Stored data:
(begin)

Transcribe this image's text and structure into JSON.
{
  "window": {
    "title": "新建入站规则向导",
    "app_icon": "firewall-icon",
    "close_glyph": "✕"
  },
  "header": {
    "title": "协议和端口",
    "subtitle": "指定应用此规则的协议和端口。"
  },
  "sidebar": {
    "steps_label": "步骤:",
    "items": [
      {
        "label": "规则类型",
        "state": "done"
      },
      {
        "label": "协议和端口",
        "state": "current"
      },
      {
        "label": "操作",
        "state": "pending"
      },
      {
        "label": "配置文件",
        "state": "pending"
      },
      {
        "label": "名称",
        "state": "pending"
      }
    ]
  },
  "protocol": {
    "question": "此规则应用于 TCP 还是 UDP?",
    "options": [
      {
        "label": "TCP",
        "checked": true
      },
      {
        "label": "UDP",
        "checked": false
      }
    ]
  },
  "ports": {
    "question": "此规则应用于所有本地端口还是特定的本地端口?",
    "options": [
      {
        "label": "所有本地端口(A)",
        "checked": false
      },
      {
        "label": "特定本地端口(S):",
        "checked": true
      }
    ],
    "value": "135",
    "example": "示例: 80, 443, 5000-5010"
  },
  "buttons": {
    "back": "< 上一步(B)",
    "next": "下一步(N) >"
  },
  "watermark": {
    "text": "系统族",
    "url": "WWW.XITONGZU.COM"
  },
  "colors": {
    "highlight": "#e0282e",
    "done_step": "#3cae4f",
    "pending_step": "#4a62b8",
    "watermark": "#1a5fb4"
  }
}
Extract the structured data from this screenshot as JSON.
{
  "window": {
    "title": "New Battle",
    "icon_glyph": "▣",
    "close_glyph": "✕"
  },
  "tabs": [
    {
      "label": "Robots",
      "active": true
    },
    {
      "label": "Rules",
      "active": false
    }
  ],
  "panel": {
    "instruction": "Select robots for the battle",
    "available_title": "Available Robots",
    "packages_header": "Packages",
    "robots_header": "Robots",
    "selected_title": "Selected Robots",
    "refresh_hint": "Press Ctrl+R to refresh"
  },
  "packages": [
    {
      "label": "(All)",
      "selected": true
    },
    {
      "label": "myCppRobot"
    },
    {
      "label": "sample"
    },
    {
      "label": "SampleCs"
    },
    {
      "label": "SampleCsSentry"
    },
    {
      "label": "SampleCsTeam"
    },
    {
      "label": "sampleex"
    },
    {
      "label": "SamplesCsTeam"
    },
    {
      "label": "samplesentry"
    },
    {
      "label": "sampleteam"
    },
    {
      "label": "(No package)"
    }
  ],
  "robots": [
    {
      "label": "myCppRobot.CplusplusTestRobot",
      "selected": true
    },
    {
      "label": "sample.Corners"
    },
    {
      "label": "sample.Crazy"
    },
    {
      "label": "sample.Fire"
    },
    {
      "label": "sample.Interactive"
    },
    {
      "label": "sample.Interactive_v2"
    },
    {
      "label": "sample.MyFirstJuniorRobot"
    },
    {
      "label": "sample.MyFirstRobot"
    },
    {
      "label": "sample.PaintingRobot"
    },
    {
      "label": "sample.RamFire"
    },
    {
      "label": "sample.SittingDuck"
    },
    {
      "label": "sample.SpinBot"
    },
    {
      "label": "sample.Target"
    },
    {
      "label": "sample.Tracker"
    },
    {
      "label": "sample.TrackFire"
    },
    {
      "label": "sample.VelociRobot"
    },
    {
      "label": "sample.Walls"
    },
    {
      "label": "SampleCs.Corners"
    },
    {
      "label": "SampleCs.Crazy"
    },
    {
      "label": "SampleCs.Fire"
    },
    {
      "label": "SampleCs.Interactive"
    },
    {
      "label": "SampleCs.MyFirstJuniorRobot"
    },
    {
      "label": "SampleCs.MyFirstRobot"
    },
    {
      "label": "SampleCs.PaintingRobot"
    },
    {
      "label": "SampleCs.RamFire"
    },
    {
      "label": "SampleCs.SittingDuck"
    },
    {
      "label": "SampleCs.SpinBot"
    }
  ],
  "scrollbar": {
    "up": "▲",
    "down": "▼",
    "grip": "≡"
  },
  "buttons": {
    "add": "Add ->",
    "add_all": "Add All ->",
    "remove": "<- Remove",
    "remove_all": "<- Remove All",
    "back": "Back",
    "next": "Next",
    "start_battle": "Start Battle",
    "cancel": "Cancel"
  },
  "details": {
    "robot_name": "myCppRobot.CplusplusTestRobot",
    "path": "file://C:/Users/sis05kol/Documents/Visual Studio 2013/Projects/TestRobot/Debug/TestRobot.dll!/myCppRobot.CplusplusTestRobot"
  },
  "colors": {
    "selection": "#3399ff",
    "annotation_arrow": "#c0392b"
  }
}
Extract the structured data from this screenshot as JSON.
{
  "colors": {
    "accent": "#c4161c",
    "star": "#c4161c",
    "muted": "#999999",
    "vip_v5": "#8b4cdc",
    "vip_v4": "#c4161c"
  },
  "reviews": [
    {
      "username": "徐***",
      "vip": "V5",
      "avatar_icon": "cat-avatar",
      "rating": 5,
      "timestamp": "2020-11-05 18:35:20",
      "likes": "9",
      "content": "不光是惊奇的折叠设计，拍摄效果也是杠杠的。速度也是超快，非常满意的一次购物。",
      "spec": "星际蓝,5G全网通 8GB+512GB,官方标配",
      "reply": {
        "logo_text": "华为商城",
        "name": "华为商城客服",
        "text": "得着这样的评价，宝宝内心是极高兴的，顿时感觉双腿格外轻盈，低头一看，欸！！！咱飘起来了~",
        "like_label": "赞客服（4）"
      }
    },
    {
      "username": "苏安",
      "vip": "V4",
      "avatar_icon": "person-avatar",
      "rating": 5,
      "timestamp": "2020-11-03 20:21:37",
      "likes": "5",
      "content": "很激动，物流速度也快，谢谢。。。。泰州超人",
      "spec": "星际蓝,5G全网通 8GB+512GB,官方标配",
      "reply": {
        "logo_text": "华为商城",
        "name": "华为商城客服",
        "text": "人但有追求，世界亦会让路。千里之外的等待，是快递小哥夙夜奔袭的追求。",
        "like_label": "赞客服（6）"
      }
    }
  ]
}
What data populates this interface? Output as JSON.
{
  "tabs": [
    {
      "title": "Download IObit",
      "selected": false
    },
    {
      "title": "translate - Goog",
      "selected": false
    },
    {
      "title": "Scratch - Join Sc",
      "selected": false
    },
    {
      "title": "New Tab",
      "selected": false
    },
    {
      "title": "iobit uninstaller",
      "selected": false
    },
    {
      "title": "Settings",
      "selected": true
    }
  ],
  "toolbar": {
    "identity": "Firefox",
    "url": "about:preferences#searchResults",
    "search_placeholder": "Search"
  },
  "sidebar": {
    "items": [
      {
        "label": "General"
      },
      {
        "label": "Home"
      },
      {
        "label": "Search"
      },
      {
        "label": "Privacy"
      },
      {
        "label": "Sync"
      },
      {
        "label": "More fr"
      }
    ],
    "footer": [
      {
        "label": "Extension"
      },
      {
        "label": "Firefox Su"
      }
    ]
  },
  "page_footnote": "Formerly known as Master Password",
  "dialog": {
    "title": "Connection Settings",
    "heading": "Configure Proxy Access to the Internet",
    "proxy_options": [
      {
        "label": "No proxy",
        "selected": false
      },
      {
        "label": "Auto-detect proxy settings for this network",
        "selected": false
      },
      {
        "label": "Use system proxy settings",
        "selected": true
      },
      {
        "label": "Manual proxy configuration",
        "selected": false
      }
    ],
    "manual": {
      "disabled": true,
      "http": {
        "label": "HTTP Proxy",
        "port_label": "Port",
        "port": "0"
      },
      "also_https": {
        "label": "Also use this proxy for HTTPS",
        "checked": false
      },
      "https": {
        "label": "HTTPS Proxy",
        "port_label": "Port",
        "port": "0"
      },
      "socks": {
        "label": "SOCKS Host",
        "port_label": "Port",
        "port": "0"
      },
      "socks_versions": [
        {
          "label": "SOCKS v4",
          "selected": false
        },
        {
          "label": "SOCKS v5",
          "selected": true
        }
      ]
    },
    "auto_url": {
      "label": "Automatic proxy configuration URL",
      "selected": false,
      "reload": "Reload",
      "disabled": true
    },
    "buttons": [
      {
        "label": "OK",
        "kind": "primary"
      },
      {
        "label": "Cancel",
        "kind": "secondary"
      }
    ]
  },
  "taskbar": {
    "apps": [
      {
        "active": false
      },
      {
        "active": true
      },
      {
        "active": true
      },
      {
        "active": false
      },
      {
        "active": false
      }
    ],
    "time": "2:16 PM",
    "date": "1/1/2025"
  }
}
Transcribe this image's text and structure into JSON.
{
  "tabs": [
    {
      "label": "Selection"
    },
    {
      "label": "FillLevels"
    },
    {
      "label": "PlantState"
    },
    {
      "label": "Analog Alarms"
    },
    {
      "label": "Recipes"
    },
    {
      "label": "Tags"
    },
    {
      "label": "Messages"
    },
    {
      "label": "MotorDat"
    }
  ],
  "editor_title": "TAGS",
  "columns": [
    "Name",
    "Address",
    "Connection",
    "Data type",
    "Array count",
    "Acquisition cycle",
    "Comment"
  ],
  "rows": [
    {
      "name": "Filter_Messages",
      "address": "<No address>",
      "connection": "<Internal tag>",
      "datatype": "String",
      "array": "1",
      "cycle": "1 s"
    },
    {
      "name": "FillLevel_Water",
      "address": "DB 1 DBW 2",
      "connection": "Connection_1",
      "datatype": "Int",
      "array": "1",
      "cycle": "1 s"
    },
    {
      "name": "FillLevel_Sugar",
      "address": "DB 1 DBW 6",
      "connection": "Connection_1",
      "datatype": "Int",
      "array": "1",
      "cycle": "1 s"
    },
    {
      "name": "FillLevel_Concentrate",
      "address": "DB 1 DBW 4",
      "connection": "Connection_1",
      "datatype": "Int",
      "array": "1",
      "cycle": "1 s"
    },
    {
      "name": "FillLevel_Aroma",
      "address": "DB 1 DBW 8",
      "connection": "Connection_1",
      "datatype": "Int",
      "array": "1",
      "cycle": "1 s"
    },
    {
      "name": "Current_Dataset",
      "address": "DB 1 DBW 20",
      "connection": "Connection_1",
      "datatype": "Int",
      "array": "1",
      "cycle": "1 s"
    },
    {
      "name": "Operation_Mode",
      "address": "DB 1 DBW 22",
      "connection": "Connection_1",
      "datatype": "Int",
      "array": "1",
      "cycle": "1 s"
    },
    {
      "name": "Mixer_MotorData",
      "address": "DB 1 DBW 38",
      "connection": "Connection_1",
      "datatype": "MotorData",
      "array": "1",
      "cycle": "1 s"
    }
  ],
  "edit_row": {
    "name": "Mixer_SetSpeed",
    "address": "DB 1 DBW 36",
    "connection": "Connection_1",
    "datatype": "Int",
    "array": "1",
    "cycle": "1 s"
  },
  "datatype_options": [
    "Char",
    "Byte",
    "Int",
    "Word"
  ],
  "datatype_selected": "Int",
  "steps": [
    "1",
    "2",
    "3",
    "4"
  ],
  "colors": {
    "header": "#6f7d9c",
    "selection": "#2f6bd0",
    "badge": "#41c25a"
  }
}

(end)

> **AIM**
Pick out the lines that contain "question" and copy them.

> **RESULT FOR THIS TASK**
    "question": "此规则应用于 TCP 还是 UDP?",
    "question": "此规则应用于所有本地端口还是特定的本地端口?",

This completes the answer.